>> Start

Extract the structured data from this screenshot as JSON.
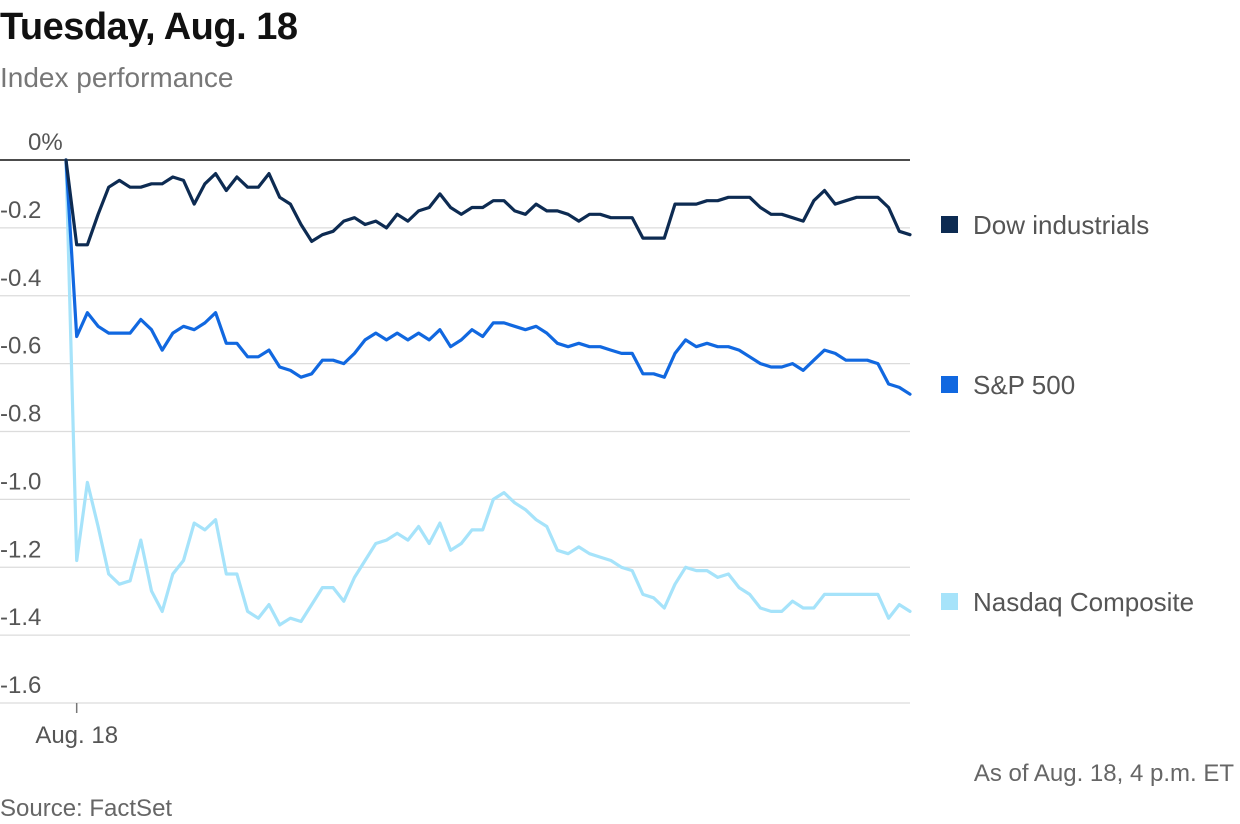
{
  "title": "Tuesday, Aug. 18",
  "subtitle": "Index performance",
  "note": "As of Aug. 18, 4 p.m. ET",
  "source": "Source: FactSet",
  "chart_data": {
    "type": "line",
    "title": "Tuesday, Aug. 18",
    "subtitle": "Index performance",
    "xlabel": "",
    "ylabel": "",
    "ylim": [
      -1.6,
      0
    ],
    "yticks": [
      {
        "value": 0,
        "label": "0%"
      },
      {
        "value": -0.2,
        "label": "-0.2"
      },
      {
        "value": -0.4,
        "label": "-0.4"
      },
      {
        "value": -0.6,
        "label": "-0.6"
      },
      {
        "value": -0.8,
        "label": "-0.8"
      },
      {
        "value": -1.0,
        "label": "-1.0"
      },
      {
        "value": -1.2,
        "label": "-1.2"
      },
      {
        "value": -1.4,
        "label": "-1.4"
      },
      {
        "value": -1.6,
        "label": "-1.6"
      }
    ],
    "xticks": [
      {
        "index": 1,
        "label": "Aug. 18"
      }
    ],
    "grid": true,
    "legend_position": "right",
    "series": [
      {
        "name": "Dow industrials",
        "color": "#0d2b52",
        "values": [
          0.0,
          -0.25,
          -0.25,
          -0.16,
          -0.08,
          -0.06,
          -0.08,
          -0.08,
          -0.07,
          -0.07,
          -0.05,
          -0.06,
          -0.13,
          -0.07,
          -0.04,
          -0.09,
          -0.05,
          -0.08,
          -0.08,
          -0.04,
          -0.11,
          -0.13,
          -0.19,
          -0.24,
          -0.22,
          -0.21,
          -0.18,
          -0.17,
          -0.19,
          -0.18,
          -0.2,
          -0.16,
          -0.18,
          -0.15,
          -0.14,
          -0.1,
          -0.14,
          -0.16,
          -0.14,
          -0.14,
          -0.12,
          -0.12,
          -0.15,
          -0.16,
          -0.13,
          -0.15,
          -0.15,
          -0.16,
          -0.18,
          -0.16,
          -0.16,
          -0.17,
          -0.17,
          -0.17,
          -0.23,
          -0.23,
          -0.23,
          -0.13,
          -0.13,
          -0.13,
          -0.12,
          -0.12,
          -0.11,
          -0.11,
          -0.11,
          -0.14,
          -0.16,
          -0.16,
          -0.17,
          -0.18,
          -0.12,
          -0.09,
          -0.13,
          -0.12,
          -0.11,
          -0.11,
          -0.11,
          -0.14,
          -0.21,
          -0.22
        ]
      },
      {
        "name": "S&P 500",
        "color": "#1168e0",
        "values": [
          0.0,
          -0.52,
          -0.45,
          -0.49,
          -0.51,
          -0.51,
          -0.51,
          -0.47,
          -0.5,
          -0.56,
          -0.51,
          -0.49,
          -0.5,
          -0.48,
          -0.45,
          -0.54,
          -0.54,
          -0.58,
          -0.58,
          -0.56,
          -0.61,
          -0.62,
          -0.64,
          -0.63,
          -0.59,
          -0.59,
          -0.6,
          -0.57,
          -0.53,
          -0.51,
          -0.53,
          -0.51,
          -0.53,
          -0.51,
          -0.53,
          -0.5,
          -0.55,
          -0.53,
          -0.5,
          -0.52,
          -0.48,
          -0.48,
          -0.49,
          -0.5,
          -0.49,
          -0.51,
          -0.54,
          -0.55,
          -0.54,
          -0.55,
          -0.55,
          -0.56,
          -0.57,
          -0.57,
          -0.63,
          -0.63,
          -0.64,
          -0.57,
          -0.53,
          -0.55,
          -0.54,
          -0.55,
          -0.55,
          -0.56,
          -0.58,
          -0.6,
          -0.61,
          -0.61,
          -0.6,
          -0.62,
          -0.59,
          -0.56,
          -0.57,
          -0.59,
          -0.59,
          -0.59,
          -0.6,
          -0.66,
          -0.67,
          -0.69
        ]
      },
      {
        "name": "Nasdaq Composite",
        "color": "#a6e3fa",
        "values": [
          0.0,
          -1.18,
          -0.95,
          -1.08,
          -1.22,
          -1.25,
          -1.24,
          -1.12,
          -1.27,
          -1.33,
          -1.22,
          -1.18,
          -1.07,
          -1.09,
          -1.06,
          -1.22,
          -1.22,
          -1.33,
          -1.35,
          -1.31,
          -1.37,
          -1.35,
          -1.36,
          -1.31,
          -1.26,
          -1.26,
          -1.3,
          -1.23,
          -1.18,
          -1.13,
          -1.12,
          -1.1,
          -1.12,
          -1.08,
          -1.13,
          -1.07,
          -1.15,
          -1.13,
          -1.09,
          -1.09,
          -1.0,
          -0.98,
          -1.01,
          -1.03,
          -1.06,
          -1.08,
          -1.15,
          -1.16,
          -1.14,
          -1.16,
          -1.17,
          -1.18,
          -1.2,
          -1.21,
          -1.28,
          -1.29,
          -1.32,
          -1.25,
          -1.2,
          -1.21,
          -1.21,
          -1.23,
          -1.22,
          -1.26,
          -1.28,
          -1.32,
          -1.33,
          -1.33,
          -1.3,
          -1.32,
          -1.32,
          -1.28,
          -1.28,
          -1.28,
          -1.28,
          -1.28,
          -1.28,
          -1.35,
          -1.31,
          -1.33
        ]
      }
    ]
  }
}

>> End

- WRITTEN INSTRUCTION -
Transcribe every entry above exactly. Omit all pictures.

- FINISHED ANSWER -
Extract the structured data from this screenshot as JSON.
{
  "title": "Tuesday, Aug. 18",
  "subtitle": "Index performance",
  "note": "As of Aug. 18, 4 p.m. ET",
  "source": "Source: FactSet",
  "chart_data": {
    "type": "line",
    "title": "Tuesday, Aug. 18",
    "subtitle": "Index performance",
    "xlabel": "",
    "ylabel": "",
    "ylim": [
      -1.6,
      0
    ],
    "yticks": [
      {
        "value": 0,
        "label": "0%"
      },
      {
        "value": -0.2,
        "label": "-0.2"
      },
      {
        "value": -0.4,
        "label": "-0.4"
      },
      {
        "value": -0.6,
        "label": "-0.6"
      },
      {
        "value": -0.8,
        "label": "-0.8"
      },
      {
        "value": -1.0,
        "label": "-1.0"
      },
      {
        "value": -1.2,
        "label": "-1.2"
      },
      {
        "value": -1.4,
        "label": "-1.4"
      },
      {
        "value": -1.6,
        "label": "-1.6"
      }
    ],
    "xticks": [
      {
        "index": 1,
        "label": "Aug. 18"
      }
    ],
    "grid": true,
    "legend_position": "right",
    "series": [
      {
        "name": "Dow industrials",
        "color": "#0d2b52",
        "values": [
          0.0,
          -0.25,
          -0.25,
          -0.16,
          -0.08,
          -0.06,
          -0.08,
          -0.08,
          -0.07,
          -0.07,
          -0.05,
          -0.06,
          -0.13,
          -0.07,
          -0.04,
          -0.09,
          -0.05,
          -0.08,
          -0.08,
          -0.04,
          -0.11,
          -0.13,
          -0.19,
          -0.24,
          -0.22,
          -0.21,
          -0.18,
          -0.17,
          -0.19,
          -0.18,
          -0.2,
          -0.16,
          -0.18,
          -0.15,
          -0.14,
          -0.1,
          -0.14,
          -0.16,
          -0.14,
          -0.14,
          -0.12,
          -0.12,
          -0.15,
          -0.16,
          -0.13,
          -0.15,
          -0.15,
          -0.16,
          -0.18,
          -0.16,
          -0.16,
          -0.17,
          -0.17,
          -0.17,
          -0.23,
          -0.23,
          -0.23,
          -0.13,
          -0.13,
          -0.13,
          -0.12,
          -0.12,
          -0.11,
          -0.11,
          -0.11,
          -0.14,
          -0.16,
          -0.16,
          -0.17,
          -0.18,
          -0.12,
          -0.09,
          -0.13,
          -0.12,
          -0.11,
          -0.11,
          -0.11,
          -0.14,
          -0.21,
          -0.22
        ]
      },
      {
        "name": "S&P 500",
        "color": "#1168e0",
        "values": [
          0.0,
          -0.52,
          -0.45,
          -0.49,
          -0.51,
          -0.51,
          -0.51,
          -0.47,
          -0.5,
          -0.56,
          -0.51,
          -0.49,
          -0.5,
          -0.48,
          -0.45,
          -0.54,
          -0.54,
          -0.58,
          -0.58,
          -0.56,
          -0.61,
          -0.62,
          -0.64,
          -0.63,
          -0.59,
          -0.59,
          -0.6,
          -0.57,
          -0.53,
          -0.51,
          -0.53,
          -0.51,
          -0.53,
          -0.51,
          -0.53,
          -0.5,
          -0.55,
          -0.53,
          -0.5,
          -0.52,
          -0.48,
          -0.48,
          -0.49,
          -0.5,
          -0.49,
          -0.51,
          -0.54,
          -0.55,
          -0.54,
          -0.55,
          -0.55,
          -0.56,
          -0.57,
          -0.57,
          -0.63,
          -0.63,
          -0.64,
          -0.57,
          -0.53,
          -0.55,
          -0.54,
          -0.55,
          -0.55,
          -0.56,
          -0.58,
          -0.6,
          -0.61,
          -0.61,
          -0.6,
          -0.62,
          -0.59,
          -0.56,
          -0.57,
          -0.59,
          -0.59,
          -0.59,
          -0.6,
          -0.66,
          -0.67,
          -0.69
        ]
      },
      {
        "name": "Nasdaq Composite",
        "color": "#a6e3fa",
        "values": [
          0.0,
          -1.18,
          -0.95,
          -1.08,
          -1.22,
          -1.25,
          -1.24,
          -1.12,
          -1.27,
          -1.33,
          -1.22,
          -1.18,
          -1.07,
          -1.09,
          -1.06,
          -1.22,
          -1.22,
          -1.33,
          -1.35,
          -1.31,
          -1.37,
          -1.35,
          -1.36,
          -1.31,
          -1.26,
          -1.26,
          -1.3,
          -1.23,
          -1.18,
          -1.13,
          -1.12,
          -1.1,
          -1.12,
          -1.08,
          -1.13,
          -1.07,
          -1.15,
          -1.13,
          -1.09,
          -1.09,
          -1.0,
          -0.98,
          -1.01,
          -1.03,
          -1.06,
          -1.08,
          -1.15,
          -1.16,
          -1.14,
          -1.16,
          -1.17,
          -1.18,
          -1.2,
          -1.21,
          -1.28,
          -1.29,
          -1.32,
          -1.25,
          -1.2,
          -1.21,
          -1.21,
          -1.23,
          -1.22,
          -1.26,
          -1.28,
          -1.32,
          -1.33,
          -1.33,
          -1.3,
          -1.32,
          -1.32,
          -1.28,
          -1.28,
          -1.28,
          -1.28,
          -1.28,
          -1.28,
          -1.35,
          -1.31,
          -1.33
        ]
      }
    ]
  }
}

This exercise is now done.